Records provided:
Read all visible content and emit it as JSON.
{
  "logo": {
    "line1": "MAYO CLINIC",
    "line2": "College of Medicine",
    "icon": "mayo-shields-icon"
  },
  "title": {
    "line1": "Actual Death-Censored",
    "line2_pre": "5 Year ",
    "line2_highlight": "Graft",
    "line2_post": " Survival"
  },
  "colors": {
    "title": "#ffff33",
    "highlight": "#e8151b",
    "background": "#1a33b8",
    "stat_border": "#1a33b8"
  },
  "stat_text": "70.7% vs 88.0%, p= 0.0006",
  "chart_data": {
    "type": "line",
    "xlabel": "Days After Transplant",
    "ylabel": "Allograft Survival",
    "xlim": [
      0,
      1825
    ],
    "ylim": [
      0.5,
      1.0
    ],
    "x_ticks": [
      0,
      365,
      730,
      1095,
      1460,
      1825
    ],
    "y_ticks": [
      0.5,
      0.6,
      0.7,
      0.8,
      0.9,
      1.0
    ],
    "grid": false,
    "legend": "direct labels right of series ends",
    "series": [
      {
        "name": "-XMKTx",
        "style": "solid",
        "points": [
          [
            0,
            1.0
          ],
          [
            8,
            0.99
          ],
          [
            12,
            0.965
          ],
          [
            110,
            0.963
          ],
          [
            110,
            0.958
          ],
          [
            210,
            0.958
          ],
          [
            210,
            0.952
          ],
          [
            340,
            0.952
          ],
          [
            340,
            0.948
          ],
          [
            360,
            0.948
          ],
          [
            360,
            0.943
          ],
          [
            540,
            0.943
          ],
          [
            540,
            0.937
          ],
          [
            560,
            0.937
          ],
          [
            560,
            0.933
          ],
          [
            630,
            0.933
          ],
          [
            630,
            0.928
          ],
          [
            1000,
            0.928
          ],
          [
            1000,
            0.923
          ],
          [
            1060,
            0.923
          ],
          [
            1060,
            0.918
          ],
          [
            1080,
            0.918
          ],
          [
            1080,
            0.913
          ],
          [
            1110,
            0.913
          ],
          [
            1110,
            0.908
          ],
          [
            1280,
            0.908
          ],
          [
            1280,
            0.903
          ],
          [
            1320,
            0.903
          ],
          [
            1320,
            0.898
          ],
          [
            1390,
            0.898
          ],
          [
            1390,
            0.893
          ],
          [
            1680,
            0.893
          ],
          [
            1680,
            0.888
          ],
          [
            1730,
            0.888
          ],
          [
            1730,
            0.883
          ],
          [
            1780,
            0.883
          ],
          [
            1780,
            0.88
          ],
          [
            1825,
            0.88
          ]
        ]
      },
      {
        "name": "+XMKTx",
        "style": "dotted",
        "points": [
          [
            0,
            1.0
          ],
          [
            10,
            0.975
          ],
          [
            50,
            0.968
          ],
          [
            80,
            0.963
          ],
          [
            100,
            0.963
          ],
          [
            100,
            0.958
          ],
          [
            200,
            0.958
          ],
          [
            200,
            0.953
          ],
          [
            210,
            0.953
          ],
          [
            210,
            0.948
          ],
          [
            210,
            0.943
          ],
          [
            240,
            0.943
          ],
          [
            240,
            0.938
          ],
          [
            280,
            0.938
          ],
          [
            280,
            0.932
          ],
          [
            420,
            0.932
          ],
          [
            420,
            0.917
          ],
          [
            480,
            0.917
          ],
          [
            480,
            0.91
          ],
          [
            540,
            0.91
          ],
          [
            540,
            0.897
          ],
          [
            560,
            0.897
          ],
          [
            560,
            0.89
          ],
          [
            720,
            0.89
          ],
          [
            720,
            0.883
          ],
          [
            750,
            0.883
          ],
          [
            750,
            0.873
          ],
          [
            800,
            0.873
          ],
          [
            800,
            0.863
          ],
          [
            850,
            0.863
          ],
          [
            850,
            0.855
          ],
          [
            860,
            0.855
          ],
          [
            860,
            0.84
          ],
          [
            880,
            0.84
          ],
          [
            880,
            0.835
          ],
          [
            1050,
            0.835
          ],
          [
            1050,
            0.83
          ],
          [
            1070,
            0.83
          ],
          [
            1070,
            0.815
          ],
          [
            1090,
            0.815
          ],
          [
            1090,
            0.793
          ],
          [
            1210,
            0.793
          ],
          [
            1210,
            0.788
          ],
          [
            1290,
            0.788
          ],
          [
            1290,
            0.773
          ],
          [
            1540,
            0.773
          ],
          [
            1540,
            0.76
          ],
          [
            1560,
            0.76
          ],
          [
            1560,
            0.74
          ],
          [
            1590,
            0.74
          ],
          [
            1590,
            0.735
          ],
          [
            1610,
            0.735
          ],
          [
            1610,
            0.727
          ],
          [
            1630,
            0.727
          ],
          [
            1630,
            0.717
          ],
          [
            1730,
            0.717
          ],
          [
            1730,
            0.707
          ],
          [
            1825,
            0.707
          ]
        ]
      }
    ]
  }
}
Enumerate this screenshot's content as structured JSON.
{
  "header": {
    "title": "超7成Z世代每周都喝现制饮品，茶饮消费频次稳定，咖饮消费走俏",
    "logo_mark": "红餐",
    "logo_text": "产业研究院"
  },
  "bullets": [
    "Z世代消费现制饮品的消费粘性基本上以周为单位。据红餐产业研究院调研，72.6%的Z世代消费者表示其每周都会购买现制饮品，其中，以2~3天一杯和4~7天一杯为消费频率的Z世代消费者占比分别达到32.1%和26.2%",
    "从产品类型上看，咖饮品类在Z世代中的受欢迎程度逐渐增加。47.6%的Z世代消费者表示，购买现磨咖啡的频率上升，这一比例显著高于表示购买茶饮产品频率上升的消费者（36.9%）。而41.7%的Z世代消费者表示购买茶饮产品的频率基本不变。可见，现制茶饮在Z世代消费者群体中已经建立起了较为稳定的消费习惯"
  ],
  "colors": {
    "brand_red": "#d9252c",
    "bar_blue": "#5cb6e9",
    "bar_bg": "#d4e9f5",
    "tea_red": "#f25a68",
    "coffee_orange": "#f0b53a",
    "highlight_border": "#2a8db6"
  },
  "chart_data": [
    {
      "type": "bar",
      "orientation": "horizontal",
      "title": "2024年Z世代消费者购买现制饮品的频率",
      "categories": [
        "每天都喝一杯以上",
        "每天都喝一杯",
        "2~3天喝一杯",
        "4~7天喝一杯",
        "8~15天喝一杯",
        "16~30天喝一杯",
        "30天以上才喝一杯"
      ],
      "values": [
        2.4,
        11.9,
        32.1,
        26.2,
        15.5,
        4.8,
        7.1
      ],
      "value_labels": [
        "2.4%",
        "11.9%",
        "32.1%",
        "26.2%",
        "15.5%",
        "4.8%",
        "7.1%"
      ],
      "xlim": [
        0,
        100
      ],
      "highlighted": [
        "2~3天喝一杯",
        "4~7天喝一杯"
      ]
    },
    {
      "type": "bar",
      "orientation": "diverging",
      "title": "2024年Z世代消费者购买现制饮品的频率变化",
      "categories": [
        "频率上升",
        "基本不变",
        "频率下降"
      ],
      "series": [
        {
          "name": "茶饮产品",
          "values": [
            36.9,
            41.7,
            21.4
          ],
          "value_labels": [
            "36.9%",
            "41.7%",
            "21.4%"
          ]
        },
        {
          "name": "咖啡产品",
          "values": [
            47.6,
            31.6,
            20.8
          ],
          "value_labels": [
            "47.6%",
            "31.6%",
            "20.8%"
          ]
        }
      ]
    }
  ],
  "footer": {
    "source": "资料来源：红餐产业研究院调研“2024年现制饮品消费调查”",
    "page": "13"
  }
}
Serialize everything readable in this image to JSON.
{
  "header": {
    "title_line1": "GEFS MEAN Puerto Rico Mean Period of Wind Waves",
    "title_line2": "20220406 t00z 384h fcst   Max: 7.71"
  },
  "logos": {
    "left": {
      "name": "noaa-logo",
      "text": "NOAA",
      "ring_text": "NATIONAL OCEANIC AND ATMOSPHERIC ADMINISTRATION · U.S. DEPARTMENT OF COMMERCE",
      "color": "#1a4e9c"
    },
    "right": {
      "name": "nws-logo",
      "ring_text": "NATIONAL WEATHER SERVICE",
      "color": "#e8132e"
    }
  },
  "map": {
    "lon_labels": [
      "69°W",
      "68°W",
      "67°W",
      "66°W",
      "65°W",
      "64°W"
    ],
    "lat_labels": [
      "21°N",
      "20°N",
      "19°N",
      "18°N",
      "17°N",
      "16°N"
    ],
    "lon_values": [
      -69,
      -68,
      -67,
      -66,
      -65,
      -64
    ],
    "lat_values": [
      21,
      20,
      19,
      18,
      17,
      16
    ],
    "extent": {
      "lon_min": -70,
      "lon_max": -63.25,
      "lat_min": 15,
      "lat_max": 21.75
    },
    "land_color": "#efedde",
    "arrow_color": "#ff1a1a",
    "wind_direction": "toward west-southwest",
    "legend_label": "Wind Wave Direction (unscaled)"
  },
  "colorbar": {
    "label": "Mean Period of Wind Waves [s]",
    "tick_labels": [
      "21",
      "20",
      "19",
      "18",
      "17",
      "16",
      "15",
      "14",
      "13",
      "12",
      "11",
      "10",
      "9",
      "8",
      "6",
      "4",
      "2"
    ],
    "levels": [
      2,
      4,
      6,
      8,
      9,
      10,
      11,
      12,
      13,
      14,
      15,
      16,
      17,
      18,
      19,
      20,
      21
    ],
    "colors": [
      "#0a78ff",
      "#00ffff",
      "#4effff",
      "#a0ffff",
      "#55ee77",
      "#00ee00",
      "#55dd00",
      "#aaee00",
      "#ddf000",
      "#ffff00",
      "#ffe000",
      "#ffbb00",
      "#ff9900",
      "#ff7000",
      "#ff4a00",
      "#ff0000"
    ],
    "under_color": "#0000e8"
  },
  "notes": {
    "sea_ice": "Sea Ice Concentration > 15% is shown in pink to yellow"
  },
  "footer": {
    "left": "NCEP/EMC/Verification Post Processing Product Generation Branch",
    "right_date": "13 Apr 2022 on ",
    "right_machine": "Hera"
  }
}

Exercise directions: From the entries, report each line that includes the word "NATIONAL".

Answer to this exercise:
      "ring_text": "NATIONAL OCEANIC AND ATMOSPHERIC ADMINISTRATION · U.S. DEPARTMENT OF COMMERCE",
      "ring_text": "NATIONAL WEATHER SERVICE",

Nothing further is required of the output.